**PROVIDED RECORDS:**
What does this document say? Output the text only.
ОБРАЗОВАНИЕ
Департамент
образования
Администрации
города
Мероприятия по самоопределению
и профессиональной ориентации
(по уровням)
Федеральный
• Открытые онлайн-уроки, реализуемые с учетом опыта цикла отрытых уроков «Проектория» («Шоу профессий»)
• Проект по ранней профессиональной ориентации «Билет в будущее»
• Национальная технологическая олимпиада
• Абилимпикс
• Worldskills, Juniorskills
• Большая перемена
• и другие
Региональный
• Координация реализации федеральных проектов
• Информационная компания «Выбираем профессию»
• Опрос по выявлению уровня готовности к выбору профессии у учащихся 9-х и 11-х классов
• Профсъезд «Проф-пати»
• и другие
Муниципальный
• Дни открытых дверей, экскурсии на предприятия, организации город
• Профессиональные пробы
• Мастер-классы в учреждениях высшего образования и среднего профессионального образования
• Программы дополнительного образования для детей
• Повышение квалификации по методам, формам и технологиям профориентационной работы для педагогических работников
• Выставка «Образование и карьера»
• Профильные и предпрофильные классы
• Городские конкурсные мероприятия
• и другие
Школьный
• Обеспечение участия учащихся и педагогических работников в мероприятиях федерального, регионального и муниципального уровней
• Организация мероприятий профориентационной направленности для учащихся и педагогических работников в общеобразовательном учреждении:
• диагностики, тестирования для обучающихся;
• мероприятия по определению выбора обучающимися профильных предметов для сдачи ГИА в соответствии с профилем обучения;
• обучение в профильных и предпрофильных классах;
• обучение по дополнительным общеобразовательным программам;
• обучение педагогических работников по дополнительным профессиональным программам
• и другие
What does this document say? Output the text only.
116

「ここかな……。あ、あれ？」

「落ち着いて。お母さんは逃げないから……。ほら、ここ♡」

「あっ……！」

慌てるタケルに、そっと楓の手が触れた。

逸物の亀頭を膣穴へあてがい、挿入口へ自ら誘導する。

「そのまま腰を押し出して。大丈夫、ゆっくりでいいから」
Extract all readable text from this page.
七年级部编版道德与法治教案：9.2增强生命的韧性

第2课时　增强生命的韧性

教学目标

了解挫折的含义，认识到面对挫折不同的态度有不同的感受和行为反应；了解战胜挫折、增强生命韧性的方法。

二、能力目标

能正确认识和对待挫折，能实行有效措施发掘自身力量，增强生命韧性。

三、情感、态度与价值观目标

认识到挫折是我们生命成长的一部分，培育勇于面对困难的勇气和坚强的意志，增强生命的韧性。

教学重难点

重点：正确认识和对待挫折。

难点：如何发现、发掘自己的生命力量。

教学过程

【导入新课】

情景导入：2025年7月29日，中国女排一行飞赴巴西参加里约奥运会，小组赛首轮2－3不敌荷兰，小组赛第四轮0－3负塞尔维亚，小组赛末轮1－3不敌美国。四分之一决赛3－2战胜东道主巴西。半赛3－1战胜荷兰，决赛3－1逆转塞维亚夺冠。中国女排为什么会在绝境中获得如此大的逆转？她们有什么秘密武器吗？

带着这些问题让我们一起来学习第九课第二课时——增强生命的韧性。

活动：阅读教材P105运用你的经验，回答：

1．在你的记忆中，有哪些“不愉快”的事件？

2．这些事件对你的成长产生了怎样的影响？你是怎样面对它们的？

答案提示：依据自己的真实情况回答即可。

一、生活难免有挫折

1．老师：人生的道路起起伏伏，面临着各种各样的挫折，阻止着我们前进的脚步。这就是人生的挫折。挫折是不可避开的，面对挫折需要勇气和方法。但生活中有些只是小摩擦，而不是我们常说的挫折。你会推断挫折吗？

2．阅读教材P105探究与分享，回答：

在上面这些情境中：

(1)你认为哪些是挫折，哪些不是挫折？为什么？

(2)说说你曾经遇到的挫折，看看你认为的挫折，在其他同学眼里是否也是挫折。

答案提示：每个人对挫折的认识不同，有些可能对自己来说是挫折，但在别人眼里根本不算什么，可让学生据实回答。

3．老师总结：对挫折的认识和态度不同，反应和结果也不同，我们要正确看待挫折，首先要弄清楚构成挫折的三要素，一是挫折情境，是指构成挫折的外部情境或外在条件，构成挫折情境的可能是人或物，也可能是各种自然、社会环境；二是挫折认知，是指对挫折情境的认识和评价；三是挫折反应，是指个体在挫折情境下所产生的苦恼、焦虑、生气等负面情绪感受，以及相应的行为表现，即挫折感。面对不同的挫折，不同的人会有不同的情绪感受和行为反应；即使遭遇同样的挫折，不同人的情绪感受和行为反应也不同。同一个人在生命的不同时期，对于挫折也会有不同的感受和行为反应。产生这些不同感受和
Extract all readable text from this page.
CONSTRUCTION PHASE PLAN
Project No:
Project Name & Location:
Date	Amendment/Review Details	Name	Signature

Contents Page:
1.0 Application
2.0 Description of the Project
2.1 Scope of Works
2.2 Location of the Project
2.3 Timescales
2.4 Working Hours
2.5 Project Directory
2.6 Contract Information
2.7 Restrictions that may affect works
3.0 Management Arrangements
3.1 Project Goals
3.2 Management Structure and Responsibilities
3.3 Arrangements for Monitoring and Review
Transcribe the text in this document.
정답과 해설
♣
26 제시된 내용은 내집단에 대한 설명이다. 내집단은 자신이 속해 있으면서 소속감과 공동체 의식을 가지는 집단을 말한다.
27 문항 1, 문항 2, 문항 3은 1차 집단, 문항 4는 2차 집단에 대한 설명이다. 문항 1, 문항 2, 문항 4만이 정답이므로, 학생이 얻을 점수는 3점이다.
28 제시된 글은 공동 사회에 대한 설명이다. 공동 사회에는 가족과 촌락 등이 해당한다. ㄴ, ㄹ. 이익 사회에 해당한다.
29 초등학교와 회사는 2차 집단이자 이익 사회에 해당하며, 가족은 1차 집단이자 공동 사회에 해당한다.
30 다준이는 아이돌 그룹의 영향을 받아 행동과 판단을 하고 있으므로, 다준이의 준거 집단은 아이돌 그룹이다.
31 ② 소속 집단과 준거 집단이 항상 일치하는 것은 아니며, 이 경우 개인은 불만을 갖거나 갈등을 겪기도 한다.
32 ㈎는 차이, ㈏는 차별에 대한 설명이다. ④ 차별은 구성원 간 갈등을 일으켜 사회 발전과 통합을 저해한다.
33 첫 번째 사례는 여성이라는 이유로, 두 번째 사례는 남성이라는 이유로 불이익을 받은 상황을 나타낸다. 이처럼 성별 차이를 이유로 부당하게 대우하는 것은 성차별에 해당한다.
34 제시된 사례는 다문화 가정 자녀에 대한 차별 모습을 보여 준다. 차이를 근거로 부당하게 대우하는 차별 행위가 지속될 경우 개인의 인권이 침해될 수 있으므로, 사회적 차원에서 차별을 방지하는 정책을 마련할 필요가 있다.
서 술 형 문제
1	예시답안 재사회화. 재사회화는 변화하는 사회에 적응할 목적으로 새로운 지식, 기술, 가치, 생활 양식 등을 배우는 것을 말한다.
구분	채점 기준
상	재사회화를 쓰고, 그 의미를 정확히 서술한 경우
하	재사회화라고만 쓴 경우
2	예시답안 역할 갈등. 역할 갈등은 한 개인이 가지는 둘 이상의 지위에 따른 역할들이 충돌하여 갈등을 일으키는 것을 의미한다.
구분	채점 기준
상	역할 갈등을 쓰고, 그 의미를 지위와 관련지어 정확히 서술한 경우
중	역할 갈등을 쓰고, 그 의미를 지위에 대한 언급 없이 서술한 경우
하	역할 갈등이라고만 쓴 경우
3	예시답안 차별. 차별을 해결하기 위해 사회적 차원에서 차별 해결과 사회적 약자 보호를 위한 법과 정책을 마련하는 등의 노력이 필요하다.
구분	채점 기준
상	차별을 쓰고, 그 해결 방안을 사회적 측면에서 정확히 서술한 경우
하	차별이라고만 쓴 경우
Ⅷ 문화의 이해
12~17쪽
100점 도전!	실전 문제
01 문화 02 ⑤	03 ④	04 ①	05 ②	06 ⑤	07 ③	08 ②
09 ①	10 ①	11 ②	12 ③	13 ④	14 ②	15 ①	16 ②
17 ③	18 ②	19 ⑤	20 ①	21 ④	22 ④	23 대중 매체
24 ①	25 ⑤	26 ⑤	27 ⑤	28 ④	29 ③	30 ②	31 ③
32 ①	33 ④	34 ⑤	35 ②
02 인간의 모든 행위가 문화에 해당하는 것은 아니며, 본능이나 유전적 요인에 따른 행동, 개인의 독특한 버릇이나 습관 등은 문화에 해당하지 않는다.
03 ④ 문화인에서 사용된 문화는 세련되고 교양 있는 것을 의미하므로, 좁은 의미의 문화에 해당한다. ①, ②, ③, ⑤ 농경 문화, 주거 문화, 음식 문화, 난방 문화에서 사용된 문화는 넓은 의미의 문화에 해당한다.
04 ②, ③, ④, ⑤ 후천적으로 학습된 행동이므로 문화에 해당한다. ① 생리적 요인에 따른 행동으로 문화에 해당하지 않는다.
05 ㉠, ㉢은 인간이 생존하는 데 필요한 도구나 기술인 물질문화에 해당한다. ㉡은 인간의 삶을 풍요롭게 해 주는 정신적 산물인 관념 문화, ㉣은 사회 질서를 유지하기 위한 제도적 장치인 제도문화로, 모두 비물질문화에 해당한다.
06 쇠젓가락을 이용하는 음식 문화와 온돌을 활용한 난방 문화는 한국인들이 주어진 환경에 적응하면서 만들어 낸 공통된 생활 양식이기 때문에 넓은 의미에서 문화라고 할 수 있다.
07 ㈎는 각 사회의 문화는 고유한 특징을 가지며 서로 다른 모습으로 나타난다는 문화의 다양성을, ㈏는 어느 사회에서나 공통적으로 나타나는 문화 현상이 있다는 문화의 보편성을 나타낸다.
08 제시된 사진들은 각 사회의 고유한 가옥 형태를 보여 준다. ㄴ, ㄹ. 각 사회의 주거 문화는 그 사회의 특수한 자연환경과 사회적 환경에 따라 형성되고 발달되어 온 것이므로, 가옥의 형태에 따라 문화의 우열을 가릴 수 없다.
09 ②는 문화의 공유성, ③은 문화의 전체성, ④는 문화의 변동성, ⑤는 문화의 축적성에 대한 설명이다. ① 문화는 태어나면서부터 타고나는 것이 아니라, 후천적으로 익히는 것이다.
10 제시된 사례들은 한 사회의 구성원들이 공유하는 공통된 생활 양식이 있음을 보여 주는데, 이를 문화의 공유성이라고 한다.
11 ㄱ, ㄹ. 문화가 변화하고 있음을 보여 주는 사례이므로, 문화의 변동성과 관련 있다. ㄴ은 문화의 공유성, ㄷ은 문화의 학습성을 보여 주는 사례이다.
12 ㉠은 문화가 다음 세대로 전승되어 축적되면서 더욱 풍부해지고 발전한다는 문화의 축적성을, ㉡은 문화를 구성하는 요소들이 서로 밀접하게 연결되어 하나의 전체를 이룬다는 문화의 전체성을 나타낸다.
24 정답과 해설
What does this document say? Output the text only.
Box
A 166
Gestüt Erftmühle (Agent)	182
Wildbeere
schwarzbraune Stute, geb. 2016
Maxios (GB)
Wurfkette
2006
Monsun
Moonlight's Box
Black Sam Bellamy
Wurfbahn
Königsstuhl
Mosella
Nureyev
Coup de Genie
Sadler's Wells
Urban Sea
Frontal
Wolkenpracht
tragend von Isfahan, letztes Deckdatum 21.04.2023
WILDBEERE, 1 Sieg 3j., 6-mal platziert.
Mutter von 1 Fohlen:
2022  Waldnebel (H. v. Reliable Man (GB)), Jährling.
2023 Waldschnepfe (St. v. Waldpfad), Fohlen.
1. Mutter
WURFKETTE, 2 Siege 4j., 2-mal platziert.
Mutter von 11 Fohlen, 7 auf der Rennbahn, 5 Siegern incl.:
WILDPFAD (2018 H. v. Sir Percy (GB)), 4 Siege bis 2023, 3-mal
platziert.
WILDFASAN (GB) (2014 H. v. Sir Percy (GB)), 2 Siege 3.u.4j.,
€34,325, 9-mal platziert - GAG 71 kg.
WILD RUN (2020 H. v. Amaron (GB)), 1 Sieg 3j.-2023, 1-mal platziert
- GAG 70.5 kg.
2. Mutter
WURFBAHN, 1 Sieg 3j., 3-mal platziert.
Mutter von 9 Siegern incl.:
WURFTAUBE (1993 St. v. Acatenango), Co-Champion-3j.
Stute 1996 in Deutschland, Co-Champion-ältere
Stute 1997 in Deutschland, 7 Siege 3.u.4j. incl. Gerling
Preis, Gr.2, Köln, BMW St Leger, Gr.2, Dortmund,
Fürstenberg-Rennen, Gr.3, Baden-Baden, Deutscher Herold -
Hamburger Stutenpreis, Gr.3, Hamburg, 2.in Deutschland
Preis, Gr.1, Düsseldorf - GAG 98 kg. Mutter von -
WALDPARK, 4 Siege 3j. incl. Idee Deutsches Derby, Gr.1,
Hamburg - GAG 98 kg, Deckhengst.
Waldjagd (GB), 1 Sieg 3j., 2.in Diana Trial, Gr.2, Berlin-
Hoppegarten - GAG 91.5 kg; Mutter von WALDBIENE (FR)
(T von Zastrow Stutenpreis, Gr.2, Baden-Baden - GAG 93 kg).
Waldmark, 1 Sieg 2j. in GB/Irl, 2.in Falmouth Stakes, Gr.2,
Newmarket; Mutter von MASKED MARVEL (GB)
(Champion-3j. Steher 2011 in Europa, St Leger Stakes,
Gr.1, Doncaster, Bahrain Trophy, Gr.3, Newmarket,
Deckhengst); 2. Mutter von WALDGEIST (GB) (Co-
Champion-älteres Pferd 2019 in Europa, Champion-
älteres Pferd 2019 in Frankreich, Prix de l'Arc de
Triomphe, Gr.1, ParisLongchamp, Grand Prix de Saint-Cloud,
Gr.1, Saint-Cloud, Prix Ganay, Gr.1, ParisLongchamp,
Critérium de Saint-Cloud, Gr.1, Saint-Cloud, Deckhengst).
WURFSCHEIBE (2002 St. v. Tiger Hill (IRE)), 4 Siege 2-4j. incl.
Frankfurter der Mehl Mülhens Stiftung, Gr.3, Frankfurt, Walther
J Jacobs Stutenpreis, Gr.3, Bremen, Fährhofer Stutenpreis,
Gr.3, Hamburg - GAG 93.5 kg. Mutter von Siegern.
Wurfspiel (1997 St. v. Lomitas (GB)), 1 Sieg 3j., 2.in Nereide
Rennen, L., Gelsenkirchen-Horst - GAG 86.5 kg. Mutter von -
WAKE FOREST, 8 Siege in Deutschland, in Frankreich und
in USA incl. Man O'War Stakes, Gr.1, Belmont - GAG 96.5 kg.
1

**JOB:** Collect, from the material above, every line containing the word "Baden".

**PROBLEM SOLUTION:**
Fürstenberg-Rennen, Gr.3, Baden-Baden, Deutscher Herold -
(T von Zastrow Stutenpreis, Gr.2, Baden-Baden - GAG 93 kg).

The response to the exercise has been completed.